_Task directions_
Take the line that contains "Read out every word on this page." and all lines after it, up to and including the last line of the data, and write them out exactly; nothing else belongs in the answer.

------ Exercise data ------

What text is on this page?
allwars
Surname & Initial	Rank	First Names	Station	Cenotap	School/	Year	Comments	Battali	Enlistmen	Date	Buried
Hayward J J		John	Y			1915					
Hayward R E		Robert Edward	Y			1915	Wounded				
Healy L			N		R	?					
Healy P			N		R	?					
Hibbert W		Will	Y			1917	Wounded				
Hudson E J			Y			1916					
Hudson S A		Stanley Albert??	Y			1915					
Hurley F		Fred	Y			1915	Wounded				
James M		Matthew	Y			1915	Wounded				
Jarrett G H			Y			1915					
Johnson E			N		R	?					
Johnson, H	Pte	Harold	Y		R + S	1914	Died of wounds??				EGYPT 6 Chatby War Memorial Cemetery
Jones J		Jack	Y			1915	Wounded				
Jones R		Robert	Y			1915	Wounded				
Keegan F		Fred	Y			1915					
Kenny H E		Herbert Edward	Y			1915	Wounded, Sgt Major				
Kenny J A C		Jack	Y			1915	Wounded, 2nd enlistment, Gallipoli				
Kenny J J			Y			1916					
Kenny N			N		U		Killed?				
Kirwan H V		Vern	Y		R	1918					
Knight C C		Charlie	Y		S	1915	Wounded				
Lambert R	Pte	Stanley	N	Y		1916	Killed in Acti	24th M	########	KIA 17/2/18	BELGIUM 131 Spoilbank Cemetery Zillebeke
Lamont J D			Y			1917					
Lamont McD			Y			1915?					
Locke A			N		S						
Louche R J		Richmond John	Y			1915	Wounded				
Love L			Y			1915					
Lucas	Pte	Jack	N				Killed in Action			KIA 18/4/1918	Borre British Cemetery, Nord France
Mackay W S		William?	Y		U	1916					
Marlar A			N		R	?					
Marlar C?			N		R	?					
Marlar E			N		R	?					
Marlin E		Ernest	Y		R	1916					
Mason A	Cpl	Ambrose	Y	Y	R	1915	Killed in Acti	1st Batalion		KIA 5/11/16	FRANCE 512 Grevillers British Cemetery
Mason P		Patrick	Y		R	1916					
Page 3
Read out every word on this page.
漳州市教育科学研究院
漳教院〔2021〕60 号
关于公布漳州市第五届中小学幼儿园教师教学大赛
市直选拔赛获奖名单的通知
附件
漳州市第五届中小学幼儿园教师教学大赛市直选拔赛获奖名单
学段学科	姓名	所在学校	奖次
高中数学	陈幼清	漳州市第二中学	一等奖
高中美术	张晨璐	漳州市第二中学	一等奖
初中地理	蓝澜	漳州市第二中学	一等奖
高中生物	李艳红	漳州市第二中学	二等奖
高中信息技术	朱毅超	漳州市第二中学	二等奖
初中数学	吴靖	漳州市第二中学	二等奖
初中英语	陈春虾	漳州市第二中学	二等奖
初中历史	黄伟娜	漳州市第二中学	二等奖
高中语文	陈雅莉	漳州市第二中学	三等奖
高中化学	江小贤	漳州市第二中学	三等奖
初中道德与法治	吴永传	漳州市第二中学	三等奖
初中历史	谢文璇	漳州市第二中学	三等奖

------

_Expected answer_
Read out every word on this page.
漳州市教育科学研究院
漳教院〔2021〕60 号
关于公布漳州市第五届中小学幼儿园教师教学大赛
市直选拔赛获奖名单的通知
附件
漳州市第五届中小学幼儿园教师教学大赛市直选拔赛获奖名单
学段学科	姓名	所在学校	奖次
高中数学	陈幼清	漳州市第二中学	一等奖
高中美术	张晨璐	漳州市第二中学	一等奖
初中地理	蓝澜	漳州市第二中学	一等奖
高中生物	李艳红	漳州市第二中学	二等奖
高中信息技术	朱毅超	漳州市第二中学	二等奖
初中数学	吴靖	漳州市第二中学	二等奖
初中英语	陈春虾	漳州市第二中学	二等奖
初中历史	黄伟娜	漳州市第二中学	二等奖
高中语文	陈雅莉	漳州市第二中学	三等奖
高中化学	江小贤	漳州市第二中学	三等奖
初中道德与法治	吴永传	漳州市第二中学	三等奖
初中历史	谢文璇	漳州市第二中学	三等奖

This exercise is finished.